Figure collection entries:
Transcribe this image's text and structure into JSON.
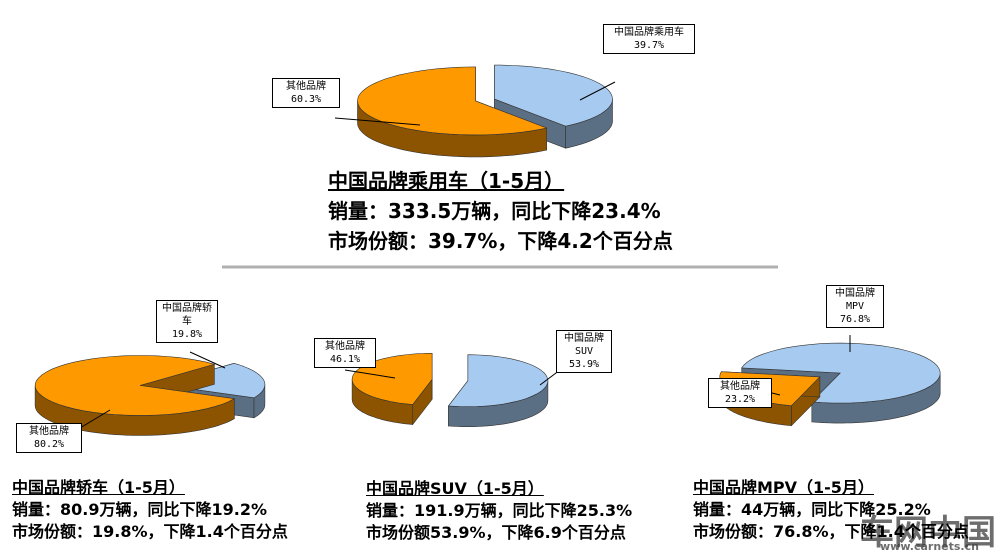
{
  "chart_data": [
    {
      "type": "pie",
      "title": "中国品牌乘用车（1-5月）",
      "annotations": [
        "销量：333.5万辆，同比下降23.4%",
        "市场份额：39.7%，下降4.2个百分点"
      ],
      "categories": [
        "中国品牌乘用车",
        "其他品牌"
      ],
      "values": [
        39.7,
        60.3
      ],
      "value_labels": [
        "39.7%",
        "60.3%"
      ],
      "colors": [
        "#a6caf0",
        "#ff9900"
      ]
    },
    {
      "type": "pie",
      "title": "中国品牌轿车（1-5月）",
      "annotations": [
        "销量：80.9万辆，同比下降19.2%",
        "市场份额：19.8%，下降1.4个百分点"
      ],
      "categories": [
        "中国品牌轿车",
        "其他品牌"
      ],
      "values": [
        19.8,
        80.2
      ],
      "value_labels": [
        "19.8%",
        "80.2%"
      ],
      "colors": [
        "#a6caf0",
        "#ff9900"
      ]
    },
    {
      "type": "pie",
      "title": "中国品牌SUV（1-5月）",
      "annotations": [
        "销量：191.9万辆，同比下降25.3%",
        "市场份额53.9%，下降6.9个百分点"
      ],
      "categories": [
        "中国品牌SUV",
        "其他品牌"
      ],
      "values": [
        53.9,
        46.1
      ],
      "value_labels": [
        "53.9%",
        "46.1%"
      ],
      "colors": [
        "#a6caf0",
        "#ff9900"
      ]
    },
    {
      "type": "pie",
      "title": "中国品牌MPV（1-5月）",
      "annotations": [
        "销量：44万辆，同比下降25.2%",
        "市场份额：76.8%，下降1.4个百分点"
      ],
      "categories": [
        "中国品牌MPV",
        "其他品牌"
      ],
      "values": [
        76.8,
        23.2
      ],
      "value_labels": [
        "76.8%",
        "23.2%"
      ],
      "colors": [
        "#a6caf0",
        "#ff9900"
      ]
    }
  ],
  "watermark": {
    "name": "车网中国",
    "url": "www.carnets.cn"
  }
}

→ **CHALLENGE**: Reproduce the whole listing above word for word, but not its pictures.

→ **WRITTEN RESPONSE**:
Transcribe this image's text and structure into JSON.
{
  "chart_data": [
    {
      "type": "pie",
      "title": "中国品牌乘用车（1-5月）",
      "annotations": [
        "销量：333.5万辆，同比下降23.4%",
        "市场份额：39.7%，下降4.2个百分点"
      ],
      "categories": [
        "中国品牌乘用车",
        "其他品牌"
      ],
      "values": [
        39.7,
        60.3
      ],
      "value_labels": [
        "39.7%",
        "60.3%"
      ],
      "colors": [
        "#a6caf0",
        "#ff9900"
      ]
    },
    {
      "type": "pie",
      "title": "中国品牌轿车（1-5月）",
      "annotations": [
        "销量：80.9万辆，同比下降19.2%",
        "市场份额：19.8%，下降1.4个百分点"
      ],
      "categories": [
        "中国品牌轿车",
        "其他品牌"
      ],
      "values": [
        19.8,
        80.2
      ],
      "value_labels": [
        "19.8%",
        "80.2%"
      ],
      "colors": [
        "#a6caf0",
        "#ff9900"
      ]
    },
    {
      "type": "pie",
      "title": "中国品牌SUV（1-5月）",
      "annotations": [
        "销量：191.9万辆，同比下降25.3%",
        "市场份额53.9%，下降6.9个百分点"
      ],
      "categories": [
        "中国品牌SUV",
        "其他品牌"
      ],
      "values": [
        53.9,
        46.1
      ],
      "value_labels": [
        "53.9%",
        "46.1%"
      ],
      "colors": [
        "#a6caf0",
        "#ff9900"
      ]
    },
    {
      "type": "pie",
      "title": "中国品牌MPV（1-5月）",
      "annotations": [
        "销量：44万辆，同比下降25.2%",
        "市场份额：76.8%，下降1.4个百分点"
      ],
      "categories": [
        "中国品牌MPV",
        "其他品牌"
      ],
      "values": [
        76.8,
        23.2
      ],
      "value_labels": [
        "76.8%",
        "23.2%"
      ],
      "colors": [
        "#a6caf0",
        "#ff9900"
      ]
    }
  ],
  "watermark": {
    "name": "车网中国",
    "url": "www.carnets.cn"
  }
}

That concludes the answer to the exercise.